══ Material for this task
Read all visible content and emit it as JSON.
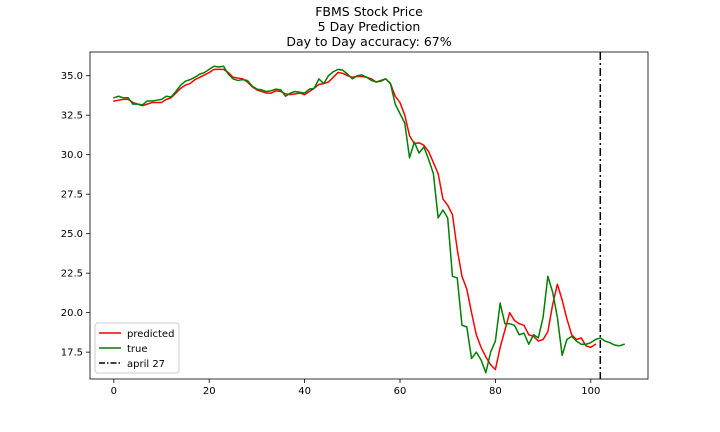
{
  "chart_data": {
    "type": "line",
    "title": [
      "FBMS Stock Price",
      "5 Day Prediction",
      "Day to Day accuracy: 67%"
    ],
    "xlabel": "",
    "ylabel": "",
    "xlim": [
      -5,
      112
    ],
    "ylim": [
      15.8,
      36.5
    ],
    "xticks": [
      0,
      20,
      40,
      60,
      80,
      100
    ],
    "yticks": [
      17.5,
      20.0,
      22.5,
      25.0,
      27.5,
      30.0,
      32.5,
      35.0
    ],
    "grid": false,
    "legend_position": "lower-left",
    "series": [
      {
        "name": "predicted",
        "color": "#ff0000",
        "x": [
          0,
          1,
          2,
          3,
          4,
          5,
          6,
          7,
          8,
          9,
          10,
          11,
          12,
          13,
          14,
          15,
          16,
          17,
          18,
          19,
          20,
          21,
          22,
          23,
          24,
          25,
          26,
          27,
          28,
          29,
          30,
          31,
          32,
          33,
          34,
          35,
          36,
          37,
          38,
          39,
          40,
          41,
          42,
          43,
          44,
          45,
          46,
          47,
          48,
          49,
          50,
          51,
          52,
          53,
          54,
          55,
          56,
          57,
          58,
          59,
          60,
          61,
          62,
          63,
          64,
          65,
          66,
          67,
          68,
          69,
          70,
          71,
          72,
          73,
          74,
          75,
          76,
          77,
          78,
          79,
          80,
          81,
          82,
          83,
          84,
          85,
          86,
          87,
          88,
          89,
          90,
          91,
          92,
          93,
          94,
          95,
          96,
          97,
          98,
          99,
          100,
          101
        ],
        "y": [
          33.4,
          33.45,
          33.5,
          33.5,
          33.3,
          33.2,
          33.1,
          33.2,
          33.3,
          33.3,
          33.3,
          33.5,
          33.6,
          33.9,
          34.2,
          34.4,
          34.5,
          34.75,
          34.9,
          35.05,
          35.2,
          35.4,
          35.4,
          35.4,
          35.2,
          34.9,
          34.85,
          34.8,
          34.6,
          34.3,
          34.1,
          34.0,
          33.9,
          33.9,
          34.05,
          34.0,
          33.85,
          33.8,
          33.85,
          33.9,
          33.8,
          34.0,
          34.2,
          34.45,
          34.5,
          34.6,
          34.9,
          35.2,
          35.15,
          35.0,
          34.9,
          34.95,
          34.95,
          34.9,
          34.8,
          34.6,
          34.65,
          34.8,
          34.5,
          33.7,
          33.3,
          32.5,
          31.2,
          30.7,
          30.75,
          30.6,
          30.2,
          29.5,
          28.8,
          27.2,
          26.8,
          26.2,
          24.0,
          22.3,
          21.5,
          20.0,
          18.6,
          17.8,
          17.2,
          16.7,
          16.4,
          17.8,
          18.9,
          20.0,
          19.5,
          19.3,
          19.2,
          18.6,
          18.5,
          18.2,
          18.3,
          18.8,
          20.5,
          21.8,
          20.8,
          19.6,
          18.6,
          18.3,
          18.4,
          17.9,
          17.8,
          18.0
        ],
        "smooth": true
      },
      {
        "name": "true",
        "color": "#008000",
        "x": [
          0,
          1,
          2,
          3,
          4,
          5,
          6,
          7,
          8,
          9,
          10,
          11,
          12,
          13,
          14,
          15,
          16,
          17,
          18,
          19,
          20,
          21,
          22,
          23,
          24,
          25,
          26,
          27,
          28,
          29,
          30,
          31,
          32,
          33,
          34,
          35,
          36,
          37,
          38,
          39,
          40,
          41,
          42,
          43,
          44,
          45,
          46,
          47,
          48,
          49,
          50,
          51,
          52,
          53,
          54,
          55,
          56,
          57,
          58,
          59,
          60,
          61,
          62,
          63,
          64,
          65,
          66,
          67,
          68,
          69,
          70,
          71,
          72,
          73,
          74,
          75,
          76,
          77,
          78,
          79,
          80,
          81,
          82,
          83,
          84,
          85,
          86,
          87,
          88,
          89,
          90,
          91,
          92,
          93,
          94,
          95,
          96,
          97,
          98,
          99,
          100,
          101,
          102,
          103,
          104,
          105,
          106,
          107
        ],
        "y": [
          33.6,
          33.7,
          33.6,
          33.6,
          33.2,
          33.2,
          33.15,
          33.4,
          33.4,
          33.45,
          33.5,
          33.7,
          33.65,
          34.0,
          34.4,
          34.65,
          34.75,
          34.9,
          35.1,
          35.2,
          35.4,
          35.6,
          35.55,
          35.6,
          35.1,
          34.8,
          34.7,
          34.75,
          34.7,
          34.35,
          34.15,
          34.1,
          34.0,
          34.05,
          34.15,
          34.1,
          33.7,
          33.9,
          34.0,
          33.95,
          33.9,
          34.15,
          34.2,
          34.8,
          34.5,
          35.0,
          35.25,
          35.4,
          35.35,
          35.1,
          34.8,
          35.0,
          35.05,
          34.9,
          34.7,
          34.6,
          34.7,
          34.8,
          34.5,
          33.2,
          32.6,
          32.0,
          29.8,
          30.8,
          30.1,
          30.5,
          29.7,
          28.8,
          26.0,
          26.5,
          26.0,
          22.3,
          22.2,
          19.2,
          19.1,
          17.1,
          17.5,
          17.0,
          16.2,
          17.5,
          18.2,
          20.6,
          19.3,
          19.3,
          19.2,
          18.6,
          18.7,
          18.0,
          18.6,
          18.4,
          19.7,
          22.3,
          21.3,
          19.7,
          17.3,
          18.3,
          18.5,
          18.2,
          18.0,
          18.0,
          18.1,
          18.3,
          18.4,
          18.2,
          18.1,
          17.95,
          17.9,
          18.0
        ],
        "smooth": false
      }
    ],
    "vline": {
      "x": 102,
      "label": "april 27",
      "color": "#000000",
      "style": "dash-dot"
    }
  }
}
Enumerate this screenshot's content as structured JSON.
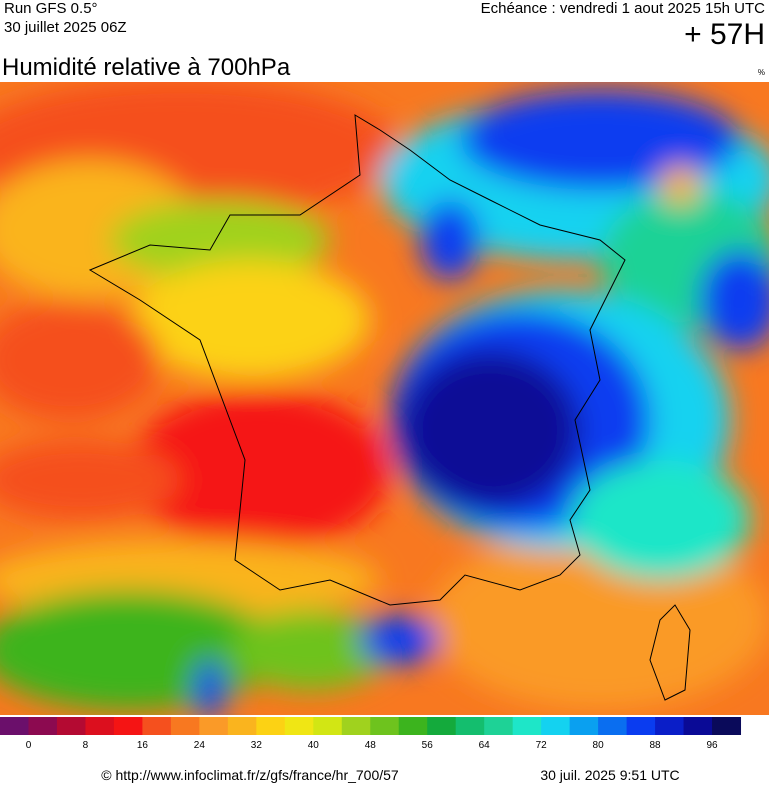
{
  "header": {
    "run": "Run GFS 0.5°",
    "run_date": "30 juillet 2025 06Z",
    "valid": "Echéance : vendredi 1 aout 2025 15h UTC",
    "lead": "+ 57H",
    "title": "Humidité relative à 700hPa",
    "unit": "%"
  },
  "colorbar": {
    "colors": [
      "#6b0f6b",
      "#8c0a50",
      "#b40a32",
      "#dc0f1e",
      "#f51414",
      "#f5501e",
      "#f87820",
      "#fa9a28",
      "#fab41e",
      "#fcd214",
      "#f0e614",
      "#d2e614",
      "#a0d21e",
      "#6ec31e",
      "#3cb41e",
      "#14aa3c",
      "#14be6e",
      "#1ed296",
      "#1ee6c8",
      "#14d2f0",
      "#0aa0f0",
      "#0a6ef0",
      "#0a3cf0",
      "#0a1ec8",
      "#0a0a96",
      "#0a0a5a"
    ],
    "ticks": [
      0,
      8,
      16,
      24,
      32,
      40,
      48,
      56,
      64,
      72,
      80,
      88,
      96
    ]
  },
  "footer": {
    "source": "© http://www.infoclimat.fr/z/gfs/france/hr_700/57",
    "generated": "30 juil. 2025  9:51 UTC"
  }
}
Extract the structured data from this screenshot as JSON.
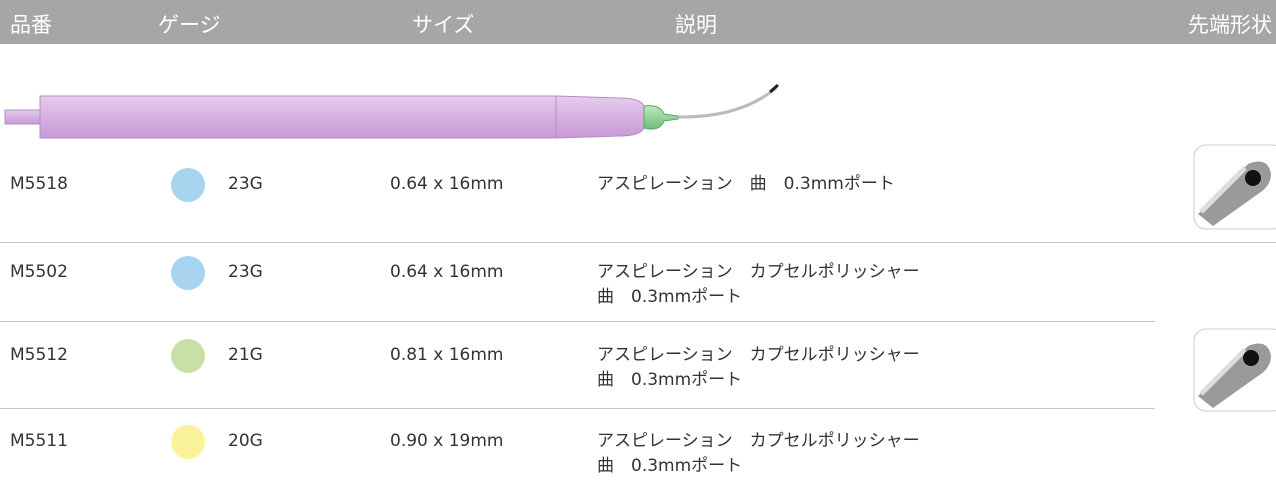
{
  "header": {
    "columns": [
      "品番",
      "ゲージ",
      "サイズ",
      "説明",
      "先端形状"
    ]
  },
  "table": {
    "rows": [
      {
        "code": "M5518",
        "gauge": "23G",
        "dot_color": "#a9d4f0",
        "size": "0.64 x 16mm",
        "description": [
          "アスピレーション　曲　0.3mmポート"
        ]
      },
      {
        "code": "M5502",
        "gauge": "23G",
        "dot_color": "#a9d4f0",
        "size": "0.64 x 16mm",
        "description": [
          "アスピレーション　カプセルポリッシャー",
          "曲　0.3mmポート"
        ]
      },
      {
        "code": "M5512",
        "gauge": "21G",
        "dot_color": "#c8e0a8",
        "size": "0.81 x 16mm",
        "description": [
          "アスピレーション　カプセルポリッシャー",
          "曲　0.3mmポート"
        ]
      },
      {
        "code": "M5511",
        "gauge": "20G",
        "dot_color": "#fbf39a",
        "size": "0.90 x 19mm",
        "description": [
          "アスピレーション　カプセルポリッシャー",
          "曲　0.3mmポート"
        ]
      }
    ]
  }
}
════
Give the count of lines holding the word "screenshot" and nothing more.

# Exercise solution
2